_Do this_. From the entries below, copy every line that holds the word "TradingView".

_Supplied data_.
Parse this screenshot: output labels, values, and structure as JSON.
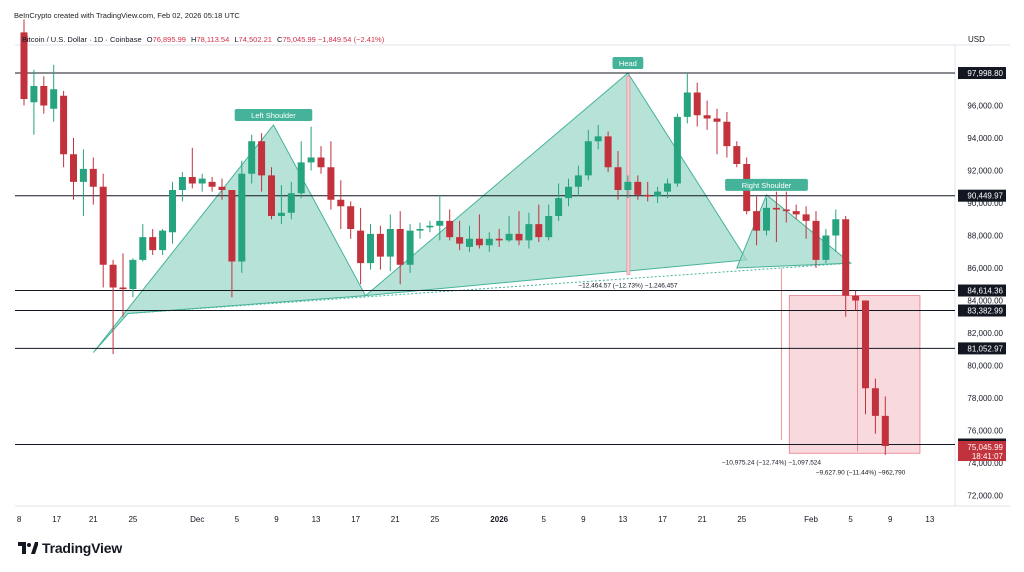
{
  "credit": "BeInCrypto created with TradingView.com, Feb 02, 2026 05:18 UTC",
  "legend": {
    "symbol": "Bitcoin / U.S. Dollar · 1D · Coinbase",
    "o_label": "O",
    "o_value": "76,895.99",
    "h_label": "H",
    "h_value": "78,113.54",
    "l_label": "L",
    "l_value": "74,502.21",
    "c_label": "C",
    "c_value": "75,045.99",
    "change": "−1,849.54 (−2.41%)"
  },
  "currency": "USD",
  "brand": "TradingView",
  "colors": {
    "up": "#26a37f",
    "down": "#c2323c",
    "pattern_fill": "#9fd8c9",
    "pattern_line": "#45b39a",
    "target_fill": "#f6cfd4",
    "target_line": "#e57a86"
  },
  "chart_data": {
    "type": "candlestick",
    "title": "",
    "xlabel": "",
    "ylabel": "",
    "ylim": [
      70700,
      102000
    ],
    "x_ticks": [
      "8",
      "17",
      "21",
      "25",
      "Dec",
      "5",
      "9",
      "13",
      "17",
      "21",
      "25",
      "2026",
      "5",
      "9",
      "13",
      "17",
      "21",
      "25",
      "Feb",
      "5",
      "9",
      "13"
    ],
    "y_ticks": [
      "72,000.00",
      "74,000.00",
      "76,000.00",
      "78,000.00",
      "80,000.00",
      "82,000.00",
      "84,000.00",
      "86,000.00",
      "88,000.00",
      "90,000.00",
      "92,000.00",
      "94,000.00",
      "96,000.00"
    ],
    "levels": [
      {
        "value": 97998.8,
        "label": "97,998.80"
      },
      {
        "value": 90449.97,
        "label": "90,449.97"
      },
      {
        "value": 84614.36,
        "label": "84,614.36"
      },
      {
        "value": 83382.99,
        "label": "83,382.99"
      },
      {
        "value": 81052.97,
        "label": "81,052.97"
      },
      {
        "value": 75138.17,
        "label": "75,138.17"
      }
    ],
    "last_price": {
      "value": 75045.99,
      "label": "75,045.99",
      "countdown": "18:41:07"
    },
    "pattern_labels": [
      {
        "text": "Left Shoulder",
        "at_price": 94800
      },
      {
        "text": "Head",
        "at_price": 97998
      },
      {
        "text": "Right Shoulder",
        "at_price": 90500
      }
    ],
    "measurements": [
      {
        "text": "−12,464.57 (−12.73%) −1,246,457"
      },
      {
        "text": "−10,975.24 (−12.74%) −1,097,524"
      },
      {
        "text": "−9,627.90 (−11.44%) −962,790"
      }
    ],
    "candles": [
      {
        "o": 100500,
        "h": 101300,
        "l": 96000,
        "c": 96400
      },
      {
        "o": 96200,
        "h": 98200,
        "l": 94200,
        "c": 97200
      },
      {
        "o": 97200,
        "h": 97800,
        "l": 95500,
        "c": 96000
      },
      {
        "o": 95800,
        "h": 98500,
        "l": 95000,
        "c": 97000
      },
      {
        "o": 96600,
        "h": 96900,
        "l": 92200,
        "c": 93000
      },
      {
        "o": 93000,
        "h": 94000,
        "l": 90200,
        "c": 91300
      },
      {
        "o": 91300,
        "h": 93300,
        "l": 89200,
        "c": 92100
      },
      {
        "o": 92100,
        "h": 92800,
        "l": 89900,
        "c": 91000
      },
      {
        "o": 91000,
        "h": 91800,
        "l": 84800,
        "c": 86200
      },
      {
        "o": 86200,
        "h": 86500,
        "l": 80700,
        "c": 84800
      },
      {
        "o": 84800,
        "h": 86900,
        "l": 83000,
        "c": 84700
      },
      {
        "o": 84700,
        "h": 86600,
        "l": 84200,
        "c": 86500
      },
      {
        "o": 86500,
        "h": 88700,
        "l": 86400,
        "c": 87900
      },
      {
        "o": 87900,
        "h": 88400,
        "l": 86800,
        "c": 87100
      },
      {
        "o": 87100,
        "h": 88400,
        "l": 86800,
        "c": 88300
      },
      {
        "o": 88200,
        "h": 91300,
        "l": 87500,
        "c": 90800
      },
      {
        "o": 90800,
        "h": 91900,
        "l": 90100,
        "c": 91600
      },
      {
        "o": 91600,
        "h": 93400,
        "l": 90900,
        "c": 91200
      },
      {
        "o": 91200,
        "h": 91800,
        "l": 90700,
        "c": 91500
      },
      {
        "o": 91300,
        "h": 91600,
        "l": 90700,
        "c": 91000
      },
      {
        "o": 91000,
        "h": 91500,
        "l": 90200,
        "c": 90800
      },
      {
        "o": 90800,
        "h": 90800,
        "l": 84200,
        "c": 86400
      },
      {
        "o": 86400,
        "h": 92600,
        "l": 85700,
        "c": 91800
      },
      {
        "o": 91800,
        "h": 94200,
        "l": 91200,
        "c": 93800
      },
      {
        "o": 93800,
        "h": 94300,
        "l": 90700,
        "c": 91700
      },
      {
        "o": 91700,
        "h": 92200,
        "l": 89000,
        "c": 89200
      },
      {
        "o": 89200,
        "h": 91100,
        "l": 88700,
        "c": 89400
      },
      {
        "o": 89400,
        "h": 91300,
        "l": 89000,
        "c": 90600
      },
      {
        "o": 90600,
        "h": 93800,
        "l": 90300,
        "c": 92500
      },
      {
        "o": 92500,
        "h": 94700,
        "l": 92000,
        "c": 92800
      },
      {
        "o": 92800,
        "h": 93500,
        "l": 91800,
        "c": 92200
      },
      {
        "o": 92200,
        "h": 93800,
        "l": 89600,
        "c": 90200
      },
      {
        "o": 90200,
        "h": 91400,
        "l": 88400,
        "c": 89800
      },
      {
        "o": 89800,
        "h": 90100,
        "l": 87800,
        "c": 88400
      },
      {
        "o": 88300,
        "h": 89700,
        "l": 85000,
        "c": 86300
      },
      {
        "o": 86300,
        "h": 88700,
        "l": 85900,
        "c": 88100
      },
      {
        "o": 88100,
        "h": 88600,
        "l": 85900,
        "c": 86700
      },
      {
        "o": 86700,
        "h": 89300,
        "l": 85800,
        "c": 88400
      },
      {
        "o": 88400,
        "h": 89500,
        "l": 85000,
        "c": 86200
      },
      {
        "o": 86200,
        "h": 88700,
        "l": 85700,
        "c": 88300
      },
      {
        "o": 88300,
        "h": 88800,
        "l": 87800,
        "c": 88400
      },
      {
        "o": 88500,
        "h": 88900,
        "l": 88200,
        "c": 88600
      },
      {
        "o": 88600,
        "h": 90500,
        "l": 87700,
        "c": 88900
      },
      {
        "o": 88900,
        "h": 89600,
        "l": 87700,
        "c": 87900
      },
      {
        "o": 87900,
        "h": 88900,
        "l": 87100,
        "c": 87500
      },
      {
        "o": 87300,
        "h": 88600,
        "l": 87000,
        "c": 87800
      },
      {
        "o": 87800,
        "h": 89300,
        "l": 87200,
        "c": 87400
      },
      {
        "o": 87400,
        "h": 88200,
        "l": 87000,
        "c": 87800
      },
      {
        "o": 87800,
        "h": 88400,
        "l": 87300,
        "c": 87700
      },
      {
        "o": 87700,
        "h": 89200,
        "l": 87600,
        "c": 88100
      },
      {
        "o": 88100,
        "h": 89500,
        "l": 87400,
        "c": 87700
      },
      {
        "o": 87700,
        "h": 89400,
        "l": 87200,
        "c": 88700
      },
      {
        "o": 88700,
        "h": 89900,
        "l": 87600,
        "c": 87900
      },
      {
        "o": 87900,
        "h": 89900,
        "l": 87700,
        "c": 89200
      },
      {
        "o": 89200,
        "h": 91200,
        "l": 88900,
        "c": 90300
      },
      {
        "o": 90300,
        "h": 91500,
        "l": 89800,
        "c": 91000
      },
      {
        "o": 91000,
        "h": 92300,
        "l": 90400,
        "c": 91700
      },
      {
        "o": 91700,
        "h": 94500,
        "l": 91400,
        "c": 93800
      },
      {
        "o": 93800,
        "h": 94800,
        "l": 93300,
        "c": 94100
      },
      {
        "o": 94100,
        "h": 94400,
        "l": 91900,
        "c": 92200
      },
      {
        "o": 92200,
        "h": 93200,
        "l": 90200,
        "c": 90800
      },
      {
        "o": 90800,
        "h": 91700,
        "l": 90300,
        "c": 91300
      },
      {
        "o": 91300,
        "h": 91700,
        "l": 90200,
        "c": 90500
      },
      {
        "o": 90500,
        "h": 91300,
        "l": 90100,
        "c": 90400
      },
      {
        "o": 90400,
        "h": 91000,
        "l": 90000,
        "c": 90700
      },
      {
        "o": 90700,
        "h": 91500,
        "l": 90300,
        "c": 91200
      },
      {
        "o": 91200,
        "h": 95500,
        "l": 91000,
        "c": 95300
      },
      {
        "o": 95300,
        "h": 98000,
        "l": 94900,
        "c": 96800
      },
      {
        "o": 96800,
        "h": 97400,
        "l": 94700,
        "c": 95400
      },
      {
        "o": 95400,
        "h": 96300,
        "l": 94500,
        "c": 95200
      },
      {
        "o": 95200,
        "h": 95800,
        "l": 93000,
        "c": 95000
      },
      {
        "o": 95000,
        "h": 95600,
        "l": 92800,
        "c": 93500
      },
      {
        "o": 93500,
        "h": 93800,
        "l": 92200,
        "c": 92400
      },
      {
        "o": 92400,
        "h": 92800,
        "l": 89300,
        "c": 89500
      },
      {
        "o": 89500,
        "h": 90400,
        "l": 87400,
        "c": 88300
      },
      {
        "o": 88300,
        "h": 90300,
        "l": 88000,
        "c": 89700
      },
      {
        "o": 89700,
        "h": 90700,
        "l": 87600,
        "c": 89600
      },
      {
        "o": 89600,
        "h": 90700,
        "l": 88800,
        "c": 89500
      },
      {
        "o": 89500,
        "h": 89900,
        "l": 89000,
        "c": 89300
      },
      {
        "o": 89300,
        "h": 89800,
        "l": 87800,
        "c": 88900
      },
      {
        "o": 88900,
        "h": 89500,
        "l": 86000,
        "c": 86500
      },
      {
        "o": 86500,
        "h": 88400,
        "l": 86300,
        "c": 88000
      },
      {
        "o": 88000,
        "h": 89600,
        "l": 87000,
        "c": 89000
      },
      {
        "o": 89000,
        "h": 89200,
        "l": 83000,
        "c": 84300
      },
      {
        "o": 84300,
        "h": 84600,
        "l": 83400,
        "c": 84000
      },
      {
        "o": 84000,
        "h": 84000,
        "l": 77000,
        "c": 78600
      },
      {
        "o": 78600,
        "h": 79200,
        "l": 75800,
        "c": 76900
      },
      {
        "o": 76900,
        "h": 78100,
        "l": 74500,
        "c": 75046
      }
    ]
  }
}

_Output_.
  "credit": "BeInCrypto created with TradingView.com, Feb 02, 2026 05:18 UTC",
  "brand": "TradingView",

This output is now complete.